### SUPPLIED RECORDS:

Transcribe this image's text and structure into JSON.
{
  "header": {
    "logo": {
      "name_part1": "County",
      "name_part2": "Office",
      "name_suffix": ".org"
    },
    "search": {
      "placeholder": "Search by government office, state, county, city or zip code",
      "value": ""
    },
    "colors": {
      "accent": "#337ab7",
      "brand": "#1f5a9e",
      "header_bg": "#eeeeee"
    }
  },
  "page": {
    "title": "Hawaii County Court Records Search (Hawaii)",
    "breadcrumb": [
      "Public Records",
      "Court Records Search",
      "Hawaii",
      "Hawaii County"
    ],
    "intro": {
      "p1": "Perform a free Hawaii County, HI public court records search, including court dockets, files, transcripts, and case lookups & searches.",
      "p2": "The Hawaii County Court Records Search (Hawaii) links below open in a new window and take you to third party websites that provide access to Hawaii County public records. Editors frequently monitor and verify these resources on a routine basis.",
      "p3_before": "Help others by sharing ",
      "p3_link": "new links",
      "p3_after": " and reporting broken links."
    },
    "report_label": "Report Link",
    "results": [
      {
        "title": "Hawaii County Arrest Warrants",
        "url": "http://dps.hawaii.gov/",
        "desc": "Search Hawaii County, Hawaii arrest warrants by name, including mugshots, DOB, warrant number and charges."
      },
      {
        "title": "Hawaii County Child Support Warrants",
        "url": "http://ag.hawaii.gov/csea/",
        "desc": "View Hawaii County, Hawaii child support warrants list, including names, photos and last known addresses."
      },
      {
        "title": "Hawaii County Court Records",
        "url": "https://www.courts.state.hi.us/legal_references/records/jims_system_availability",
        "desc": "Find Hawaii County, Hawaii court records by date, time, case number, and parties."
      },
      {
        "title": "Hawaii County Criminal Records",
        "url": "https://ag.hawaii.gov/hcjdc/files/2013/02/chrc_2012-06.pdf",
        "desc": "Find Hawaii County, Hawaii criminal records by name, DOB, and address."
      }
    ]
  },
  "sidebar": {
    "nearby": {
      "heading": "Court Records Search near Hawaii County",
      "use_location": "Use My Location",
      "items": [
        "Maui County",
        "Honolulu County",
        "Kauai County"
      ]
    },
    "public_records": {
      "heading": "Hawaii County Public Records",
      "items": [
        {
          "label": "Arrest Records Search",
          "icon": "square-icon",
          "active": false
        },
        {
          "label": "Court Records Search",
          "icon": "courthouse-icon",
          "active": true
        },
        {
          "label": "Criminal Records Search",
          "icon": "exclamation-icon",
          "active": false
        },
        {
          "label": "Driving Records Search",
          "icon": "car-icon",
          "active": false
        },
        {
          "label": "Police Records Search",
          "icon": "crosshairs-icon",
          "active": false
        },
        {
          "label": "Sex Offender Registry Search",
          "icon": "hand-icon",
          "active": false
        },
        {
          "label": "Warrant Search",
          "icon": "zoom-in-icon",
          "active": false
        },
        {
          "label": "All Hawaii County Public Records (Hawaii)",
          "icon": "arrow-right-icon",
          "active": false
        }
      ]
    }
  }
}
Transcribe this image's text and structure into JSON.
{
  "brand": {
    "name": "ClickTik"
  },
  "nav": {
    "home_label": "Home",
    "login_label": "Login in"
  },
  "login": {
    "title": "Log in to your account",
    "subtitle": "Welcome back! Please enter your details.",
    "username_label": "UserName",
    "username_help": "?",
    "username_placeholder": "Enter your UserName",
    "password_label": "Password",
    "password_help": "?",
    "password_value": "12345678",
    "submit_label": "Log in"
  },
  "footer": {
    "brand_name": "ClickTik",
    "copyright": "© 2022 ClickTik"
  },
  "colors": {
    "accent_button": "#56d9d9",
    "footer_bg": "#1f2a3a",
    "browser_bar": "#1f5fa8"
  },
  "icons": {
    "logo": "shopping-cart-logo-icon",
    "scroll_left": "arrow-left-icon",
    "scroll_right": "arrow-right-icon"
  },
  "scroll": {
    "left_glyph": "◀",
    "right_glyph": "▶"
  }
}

### WHAT IS NEEDED:
Copy each line of the records containing the string "number".

### COMPLETE RESPONSE:
        "desc": "Search Hawaii County, Hawaii arrest warrants by name, including mugshots, DOB, warrant number and charges."
        "desc": "Find Hawaii County, Hawaii court records by date, time, case number, and parties."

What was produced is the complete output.